### Records provided

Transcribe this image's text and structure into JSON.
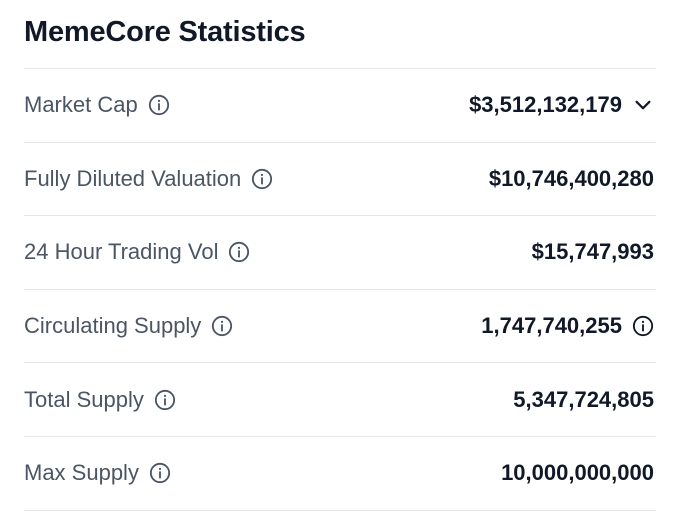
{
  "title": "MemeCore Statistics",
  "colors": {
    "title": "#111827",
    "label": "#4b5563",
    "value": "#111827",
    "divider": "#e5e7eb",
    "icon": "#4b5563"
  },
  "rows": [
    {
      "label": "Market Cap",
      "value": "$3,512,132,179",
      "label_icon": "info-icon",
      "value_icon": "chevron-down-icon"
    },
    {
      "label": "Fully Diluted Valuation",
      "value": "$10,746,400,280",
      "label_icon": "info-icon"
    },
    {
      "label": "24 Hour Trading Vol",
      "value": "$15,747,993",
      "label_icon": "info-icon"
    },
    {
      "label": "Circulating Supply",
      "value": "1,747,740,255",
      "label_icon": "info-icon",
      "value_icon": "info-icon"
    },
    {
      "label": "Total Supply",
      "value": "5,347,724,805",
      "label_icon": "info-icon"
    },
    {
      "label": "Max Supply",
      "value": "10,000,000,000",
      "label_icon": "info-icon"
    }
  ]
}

######
### Records provided

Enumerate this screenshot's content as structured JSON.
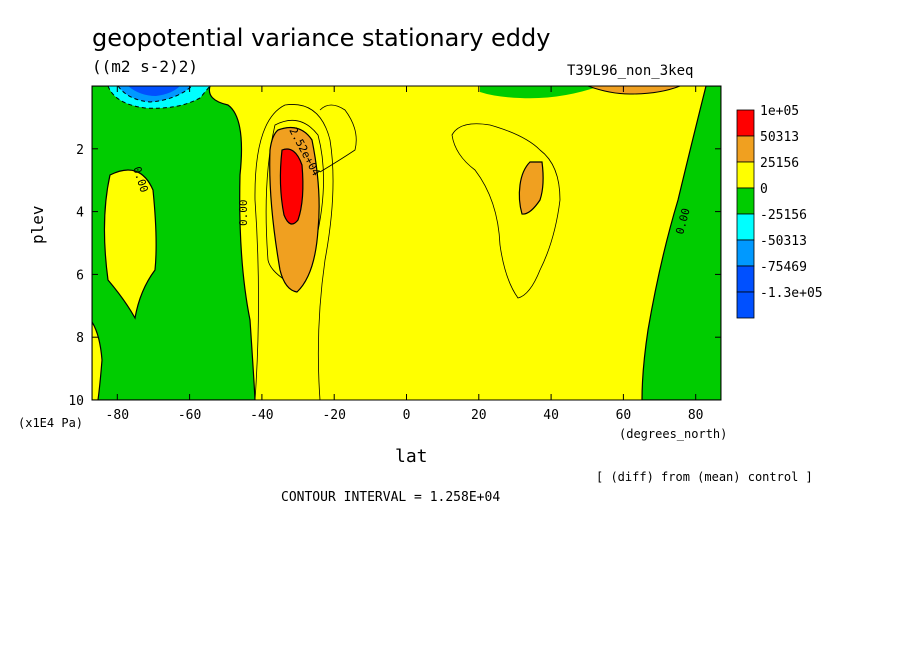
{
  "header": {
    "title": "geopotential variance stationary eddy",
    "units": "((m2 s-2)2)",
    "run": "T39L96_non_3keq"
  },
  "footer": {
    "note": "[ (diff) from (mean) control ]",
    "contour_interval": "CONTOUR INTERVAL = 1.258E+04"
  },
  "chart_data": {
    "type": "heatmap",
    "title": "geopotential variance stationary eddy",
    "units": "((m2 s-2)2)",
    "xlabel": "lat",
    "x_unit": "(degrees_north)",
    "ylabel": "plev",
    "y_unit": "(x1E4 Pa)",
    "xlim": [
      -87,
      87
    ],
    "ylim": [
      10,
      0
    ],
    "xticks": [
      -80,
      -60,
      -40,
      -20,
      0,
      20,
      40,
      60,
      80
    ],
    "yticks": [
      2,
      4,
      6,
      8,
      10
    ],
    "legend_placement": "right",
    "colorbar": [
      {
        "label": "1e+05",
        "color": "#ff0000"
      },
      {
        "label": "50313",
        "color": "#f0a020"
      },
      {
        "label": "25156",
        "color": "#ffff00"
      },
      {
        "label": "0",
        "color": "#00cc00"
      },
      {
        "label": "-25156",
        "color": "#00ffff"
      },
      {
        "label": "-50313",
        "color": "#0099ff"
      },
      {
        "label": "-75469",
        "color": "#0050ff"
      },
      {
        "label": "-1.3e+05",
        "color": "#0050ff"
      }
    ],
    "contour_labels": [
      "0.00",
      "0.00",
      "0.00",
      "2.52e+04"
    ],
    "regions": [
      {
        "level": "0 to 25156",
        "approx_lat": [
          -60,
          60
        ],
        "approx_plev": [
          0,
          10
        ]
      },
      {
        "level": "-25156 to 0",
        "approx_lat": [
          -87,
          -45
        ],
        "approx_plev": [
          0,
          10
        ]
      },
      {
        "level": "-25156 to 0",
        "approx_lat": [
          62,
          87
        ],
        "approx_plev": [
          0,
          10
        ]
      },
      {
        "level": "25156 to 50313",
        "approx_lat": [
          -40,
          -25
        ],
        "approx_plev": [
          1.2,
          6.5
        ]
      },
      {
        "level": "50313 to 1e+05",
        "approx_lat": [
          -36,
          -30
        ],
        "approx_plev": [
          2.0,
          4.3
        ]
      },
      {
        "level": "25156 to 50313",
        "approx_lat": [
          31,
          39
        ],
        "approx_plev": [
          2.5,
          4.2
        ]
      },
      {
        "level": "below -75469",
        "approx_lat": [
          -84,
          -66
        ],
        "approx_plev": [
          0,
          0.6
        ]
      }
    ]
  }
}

######

> _Description of the task_
Using the entries above, return each line in which the word "title" occurs.

> _Solution to this problem_
  "title": "MemeCore Statistics",
    "title": "#111827",
    "title": "geopotential variance stationary eddy",
    "title": "geopotential variance stationary eddy",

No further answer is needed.